**Do this**: Your answer should be one number: how many lines of the records hold the string "Nodes".

**Task input**:
-- Begin --
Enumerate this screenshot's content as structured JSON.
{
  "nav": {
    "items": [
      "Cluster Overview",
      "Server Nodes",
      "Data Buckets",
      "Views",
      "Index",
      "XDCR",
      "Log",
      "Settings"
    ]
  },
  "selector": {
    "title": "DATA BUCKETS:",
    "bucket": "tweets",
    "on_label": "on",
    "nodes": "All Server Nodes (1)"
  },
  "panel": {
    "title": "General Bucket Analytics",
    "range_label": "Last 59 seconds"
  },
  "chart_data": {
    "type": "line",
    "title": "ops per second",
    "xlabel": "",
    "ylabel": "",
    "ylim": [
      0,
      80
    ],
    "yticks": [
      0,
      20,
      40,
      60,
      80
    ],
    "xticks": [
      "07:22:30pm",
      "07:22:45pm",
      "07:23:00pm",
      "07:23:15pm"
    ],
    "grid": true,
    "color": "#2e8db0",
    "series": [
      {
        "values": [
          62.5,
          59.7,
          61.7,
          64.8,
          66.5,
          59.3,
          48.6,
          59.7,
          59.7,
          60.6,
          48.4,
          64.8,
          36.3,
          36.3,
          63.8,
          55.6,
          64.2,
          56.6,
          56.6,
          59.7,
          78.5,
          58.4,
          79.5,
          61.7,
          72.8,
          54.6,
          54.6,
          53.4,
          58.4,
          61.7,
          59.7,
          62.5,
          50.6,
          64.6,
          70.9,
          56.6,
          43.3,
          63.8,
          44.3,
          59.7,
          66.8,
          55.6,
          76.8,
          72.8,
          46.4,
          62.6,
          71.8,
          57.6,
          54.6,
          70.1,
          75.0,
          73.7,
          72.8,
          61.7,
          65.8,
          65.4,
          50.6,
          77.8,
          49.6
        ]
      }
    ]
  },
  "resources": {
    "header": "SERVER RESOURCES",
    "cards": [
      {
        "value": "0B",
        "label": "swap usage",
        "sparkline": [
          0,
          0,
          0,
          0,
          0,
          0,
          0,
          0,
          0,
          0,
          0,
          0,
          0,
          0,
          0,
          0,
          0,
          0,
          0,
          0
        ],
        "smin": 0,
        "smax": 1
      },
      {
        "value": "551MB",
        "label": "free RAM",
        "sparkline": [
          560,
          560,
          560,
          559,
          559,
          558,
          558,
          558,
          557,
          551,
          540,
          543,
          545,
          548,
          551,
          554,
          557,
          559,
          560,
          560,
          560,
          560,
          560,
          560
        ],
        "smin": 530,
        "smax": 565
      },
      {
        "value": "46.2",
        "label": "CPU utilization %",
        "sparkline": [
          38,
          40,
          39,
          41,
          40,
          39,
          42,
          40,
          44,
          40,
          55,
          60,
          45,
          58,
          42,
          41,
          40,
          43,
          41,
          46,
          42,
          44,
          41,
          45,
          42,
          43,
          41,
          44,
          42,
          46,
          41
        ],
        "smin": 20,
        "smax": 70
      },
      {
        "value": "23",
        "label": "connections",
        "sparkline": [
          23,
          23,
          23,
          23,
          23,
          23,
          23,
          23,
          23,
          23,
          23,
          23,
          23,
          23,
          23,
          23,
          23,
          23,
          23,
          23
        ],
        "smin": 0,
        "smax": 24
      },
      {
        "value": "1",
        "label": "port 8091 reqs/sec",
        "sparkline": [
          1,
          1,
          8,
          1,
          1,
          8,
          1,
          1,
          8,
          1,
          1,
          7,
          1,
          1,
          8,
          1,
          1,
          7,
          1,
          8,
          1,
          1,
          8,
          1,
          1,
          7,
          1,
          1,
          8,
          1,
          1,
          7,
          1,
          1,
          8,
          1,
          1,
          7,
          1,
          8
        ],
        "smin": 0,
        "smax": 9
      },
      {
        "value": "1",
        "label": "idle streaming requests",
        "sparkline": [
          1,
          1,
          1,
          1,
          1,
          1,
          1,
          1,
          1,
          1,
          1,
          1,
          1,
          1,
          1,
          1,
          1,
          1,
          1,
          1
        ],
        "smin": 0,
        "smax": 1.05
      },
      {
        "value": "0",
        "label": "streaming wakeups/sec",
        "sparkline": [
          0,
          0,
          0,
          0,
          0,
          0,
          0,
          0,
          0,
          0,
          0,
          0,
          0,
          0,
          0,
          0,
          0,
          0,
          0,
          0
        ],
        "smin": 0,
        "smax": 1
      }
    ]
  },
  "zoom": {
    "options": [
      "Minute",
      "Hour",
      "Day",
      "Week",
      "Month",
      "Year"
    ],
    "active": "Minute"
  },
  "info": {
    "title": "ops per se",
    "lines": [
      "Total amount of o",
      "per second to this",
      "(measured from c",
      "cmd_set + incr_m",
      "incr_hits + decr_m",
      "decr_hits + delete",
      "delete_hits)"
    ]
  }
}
-- End --
**Solution for this problem**: 2